> _Problem description_: After reading the data, copy it out in full and exactly.

[Excerpts from a dataset]
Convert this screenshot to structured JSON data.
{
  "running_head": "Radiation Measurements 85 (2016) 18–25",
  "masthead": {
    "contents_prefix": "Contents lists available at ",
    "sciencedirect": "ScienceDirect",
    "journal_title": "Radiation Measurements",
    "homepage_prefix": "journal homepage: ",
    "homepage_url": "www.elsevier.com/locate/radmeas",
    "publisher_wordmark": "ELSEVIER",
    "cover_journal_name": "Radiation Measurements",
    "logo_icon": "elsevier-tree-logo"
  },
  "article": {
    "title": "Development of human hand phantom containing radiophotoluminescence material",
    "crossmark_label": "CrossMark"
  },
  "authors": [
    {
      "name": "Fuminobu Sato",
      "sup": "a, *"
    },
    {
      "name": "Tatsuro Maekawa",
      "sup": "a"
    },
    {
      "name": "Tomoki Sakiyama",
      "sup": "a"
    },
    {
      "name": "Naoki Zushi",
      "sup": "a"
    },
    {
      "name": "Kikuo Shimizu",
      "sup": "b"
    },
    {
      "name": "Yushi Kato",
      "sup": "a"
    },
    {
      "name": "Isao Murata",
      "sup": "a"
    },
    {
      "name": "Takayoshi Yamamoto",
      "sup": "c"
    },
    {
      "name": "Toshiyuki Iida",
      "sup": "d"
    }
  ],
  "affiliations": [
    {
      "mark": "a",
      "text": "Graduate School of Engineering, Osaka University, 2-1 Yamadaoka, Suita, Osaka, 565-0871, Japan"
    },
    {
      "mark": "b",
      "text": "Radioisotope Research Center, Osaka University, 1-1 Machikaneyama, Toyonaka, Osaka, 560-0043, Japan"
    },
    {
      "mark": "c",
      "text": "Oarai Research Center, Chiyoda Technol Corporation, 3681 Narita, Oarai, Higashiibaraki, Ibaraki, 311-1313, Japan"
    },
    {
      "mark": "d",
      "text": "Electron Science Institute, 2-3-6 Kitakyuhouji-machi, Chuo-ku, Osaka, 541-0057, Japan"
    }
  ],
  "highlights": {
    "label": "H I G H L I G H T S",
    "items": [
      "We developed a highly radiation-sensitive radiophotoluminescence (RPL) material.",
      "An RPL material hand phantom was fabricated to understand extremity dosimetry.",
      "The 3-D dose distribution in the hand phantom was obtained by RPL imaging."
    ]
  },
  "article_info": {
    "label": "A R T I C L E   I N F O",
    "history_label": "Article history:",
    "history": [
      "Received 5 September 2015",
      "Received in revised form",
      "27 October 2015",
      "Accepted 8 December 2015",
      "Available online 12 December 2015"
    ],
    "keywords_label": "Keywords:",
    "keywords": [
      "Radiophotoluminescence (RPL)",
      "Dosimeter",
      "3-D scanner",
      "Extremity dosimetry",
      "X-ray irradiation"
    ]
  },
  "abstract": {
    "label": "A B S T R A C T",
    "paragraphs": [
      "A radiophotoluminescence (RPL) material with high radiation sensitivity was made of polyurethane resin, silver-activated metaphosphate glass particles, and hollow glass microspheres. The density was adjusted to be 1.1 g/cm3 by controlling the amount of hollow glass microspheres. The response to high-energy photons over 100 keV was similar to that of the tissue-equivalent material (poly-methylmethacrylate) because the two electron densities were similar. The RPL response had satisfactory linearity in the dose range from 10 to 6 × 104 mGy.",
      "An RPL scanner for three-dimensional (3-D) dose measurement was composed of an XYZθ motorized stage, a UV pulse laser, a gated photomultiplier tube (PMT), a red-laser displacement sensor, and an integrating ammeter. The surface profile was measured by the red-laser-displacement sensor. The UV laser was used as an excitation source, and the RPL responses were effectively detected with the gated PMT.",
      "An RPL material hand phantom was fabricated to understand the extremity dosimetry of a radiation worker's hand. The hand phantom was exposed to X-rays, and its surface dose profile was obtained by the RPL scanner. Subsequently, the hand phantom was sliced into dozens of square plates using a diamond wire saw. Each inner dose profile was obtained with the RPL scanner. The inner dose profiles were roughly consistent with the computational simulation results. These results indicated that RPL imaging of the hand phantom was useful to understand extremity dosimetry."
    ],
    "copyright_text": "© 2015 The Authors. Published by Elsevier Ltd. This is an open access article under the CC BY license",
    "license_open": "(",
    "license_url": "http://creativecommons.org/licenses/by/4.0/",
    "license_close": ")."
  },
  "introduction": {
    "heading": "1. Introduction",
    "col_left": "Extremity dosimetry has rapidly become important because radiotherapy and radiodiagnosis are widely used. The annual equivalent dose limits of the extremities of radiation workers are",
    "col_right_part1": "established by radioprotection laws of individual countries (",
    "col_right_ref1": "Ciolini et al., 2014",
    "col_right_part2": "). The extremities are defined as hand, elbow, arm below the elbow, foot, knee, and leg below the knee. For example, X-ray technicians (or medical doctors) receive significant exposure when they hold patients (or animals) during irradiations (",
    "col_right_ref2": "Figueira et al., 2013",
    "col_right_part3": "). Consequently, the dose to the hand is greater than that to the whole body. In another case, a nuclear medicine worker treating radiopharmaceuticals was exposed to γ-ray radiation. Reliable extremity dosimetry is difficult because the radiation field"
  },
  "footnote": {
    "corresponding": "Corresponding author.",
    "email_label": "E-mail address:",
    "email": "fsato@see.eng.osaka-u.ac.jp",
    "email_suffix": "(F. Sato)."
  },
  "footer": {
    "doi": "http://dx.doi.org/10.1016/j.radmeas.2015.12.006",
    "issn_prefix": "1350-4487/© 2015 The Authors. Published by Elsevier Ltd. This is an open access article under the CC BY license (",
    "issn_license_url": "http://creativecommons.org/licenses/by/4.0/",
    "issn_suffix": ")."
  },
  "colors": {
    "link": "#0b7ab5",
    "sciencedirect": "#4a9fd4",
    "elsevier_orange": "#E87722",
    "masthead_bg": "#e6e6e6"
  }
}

> _Answer space_:
Convert this screenshot to structured JSON data.
{
  "running_head": "Radiation Measurements 85 (2016) 18–25",
  "masthead": {
    "contents_prefix": "Contents lists available at ",
    "sciencedirect": "ScienceDirect",
    "journal_title": "Radiation Measurements",
    "homepage_prefix": "journal homepage: ",
    "homepage_url": "www.elsevier.com/locate/radmeas",
    "publisher_wordmark": "ELSEVIER",
    "cover_journal_name": "Radiation Measurements",
    "logo_icon": "elsevier-tree-logo"
  },
  "article": {
    "title": "Development of human hand phantom containing radiophotoluminescence material",
    "crossmark_label": "CrossMark"
  },
  "authors": [
    {
      "name": "Fuminobu Sato",
      "sup": "a, *"
    },
    {
      "name": "Tatsuro Maekawa",
      "sup": "a"
    },
    {
      "name": "Tomoki Sakiyama",
      "sup": "a"
    },
    {
      "name": "Naoki Zushi",
      "sup": "a"
    },
    {
      "name": "Kikuo Shimizu",
      "sup": "b"
    },
    {
      "name": "Yushi Kato",
      "sup": "a"
    },
    {
      "name": "Isao Murata",
      "sup": "a"
    },
    {
      "name": "Takayoshi Yamamoto",
      "sup": "c"
    },
    {
      "name": "Toshiyuki Iida",
      "sup": "d"
    }
  ],
  "affiliations": [
    {
      "mark": "a",
      "text": "Graduate School of Engineering, Osaka University, 2-1 Yamadaoka, Suita, Osaka, 565-0871, Japan"
    },
    {
      "mark": "b",
      "text": "Radioisotope Research Center, Osaka University, 1-1 Machikaneyama, Toyonaka, Osaka, 560-0043, Japan"
    },
    {
      "mark": "c",
      "text": "Oarai Research Center, Chiyoda Technol Corporation, 3681 Narita, Oarai, Higashiibaraki, Ibaraki, 311-1313, Japan"
    },
    {
      "mark": "d",
      "text": "Electron Science Institute, 2-3-6 Kitakyuhouji-machi, Chuo-ku, Osaka, 541-0057, Japan"
    }
  ],
  "highlights": {
    "label": "H I G H L I G H T S",
    "items": [
      "We developed a highly radiation-sensitive radiophotoluminescence (RPL) material.",
      "An RPL material hand phantom was fabricated to understand extremity dosimetry.",
      "The 3-D dose distribution in the hand phantom was obtained by RPL imaging."
    ]
  },
  "article_info": {
    "label": "A R T I C L E   I N F O",
    "history_label": "Article history:",
    "history": [
      "Received 5 September 2015",
      "Received in revised form",
      "27 October 2015",
      "Accepted 8 December 2015",
      "Available online 12 December 2015"
    ],
    "keywords_label": "Keywords:",
    "keywords": [
      "Radiophotoluminescence (RPL)",
      "Dosimeter",
      "3-D scanner",
      "Extremity dosimetry",
      "X-ray irradiation"
    ]
  },
  "abstract": {
    "label": "A B S T R A C T",
    "paragraphs": [
      "A radiophotoluminescence (RPL) material with high radiation sensitivity was made of polyurethane resin, silver-activated metaphosphate glass particles, and hollow glass microspheres. The density was adjusted to be 1.1 g/cm3 by controlling the amount of hollow glass microspheres. The response to high-energy photons over 100 keV was similar to that of the tissue-equivalent material (poly-methylmethacrylate) because the two electron densities were similar. The RPL response had satisfactory linearity in the dose range from 10 to 6 × 104 mGy.",
      "An RPL scanner for three-dimensional (3-D) dose measurement was composed of an XYZθ motorized stage, a UV pulse laser, a gated photomultiplier tube (PMT), a red-laser displacement sensor, and an integrating ammeter. The surface profile was measured by the red-laser-displacement sensor. The UV laser was used as an excitation source, and the RPL responses were effectively detected with the gated PMT.",
      "An RPL material hand phantom was fabricated to understand the extremity dosimetry of a radiation worker's hand. The hand phantom was exposed to X-rays, and its surface dose profile was obtained by the RPL scanner. Subsequently, the hand phantom was sliced into dozens of square plates using a diamond wire saw. Each inner dose profile was obtained with the RPL scanner. The inner dose profiles were roughly consistent with the computational simulation results. These results indicated that RPL imaging of the hand phantom was useful to understand extremity dosimetry."
    ],
    "copyright_text": "© 2015 The Authors. Published by Elsevier Ltd. This is an open access article under the CC BY license",
    "license_open": "(",
    "license_url": "http://creativecommons.org/licenses/by/4.0/",
    "license_close": ")."
  },
  "introduction": {
    "heading": "1. Introduction",
    "col_left": "Extremity dosimetry has rapidly become important because radiotherapy and radiodiagnosis are widely used. The annual equivalent dose limits of the extremities of radiation workers are",
    "col_right_part1": "established by radioprotection laws of individual countries (",
    "col_right_ref1": "Ciolini et al., 2014",
    "col_right_part2": "). The extremities are defined as hand, elbow, arm below the elbow, foot, knee, and leg below the knee. For example, X-ray technicians (or medical doctors) receive significant exposure when they hold patients (or animals) during irradiations (",
    "col_right_ref2": "Figueira et al., 2013",
    "col_right_part3": "). Consequently, the dose to the hand is greater than that to the whole body. In another case, a nuclear medicine worker treating radiopharmaceuticals was exposed to γ-ray radiation. Reliable extremity dosimetry is difficult because the radiation field"
  },
  "footnote": {
    "corresponding": "Corresponding author.",
    "email_label": "E-mail address:",
    "email": "fsato@see.eng.osaka-u.ac.jp",
    "email_suffix": "(F. Sato)."
  },
  "footer": {
    "doi": "http://dx.doi.org/10.1016/j.radmeas.2015.12.006",
    "issn_prefix": "1350-4487/© 2015 The Authors. Published by Elsevier Ltd. This is an open access article under the CC BY license (",
    "issn_license_url": "http://creativecommons.org/licenses/by/4.0/",
    "issn_suffix": ")."
  },
  "colors": {
    "link": "#0b7ab5",
    "sciencedirect": "#4a9fd4",
    "elsevier_orange": "#E87722",
    "masthead_bg": "#e6e6e6"
  }
}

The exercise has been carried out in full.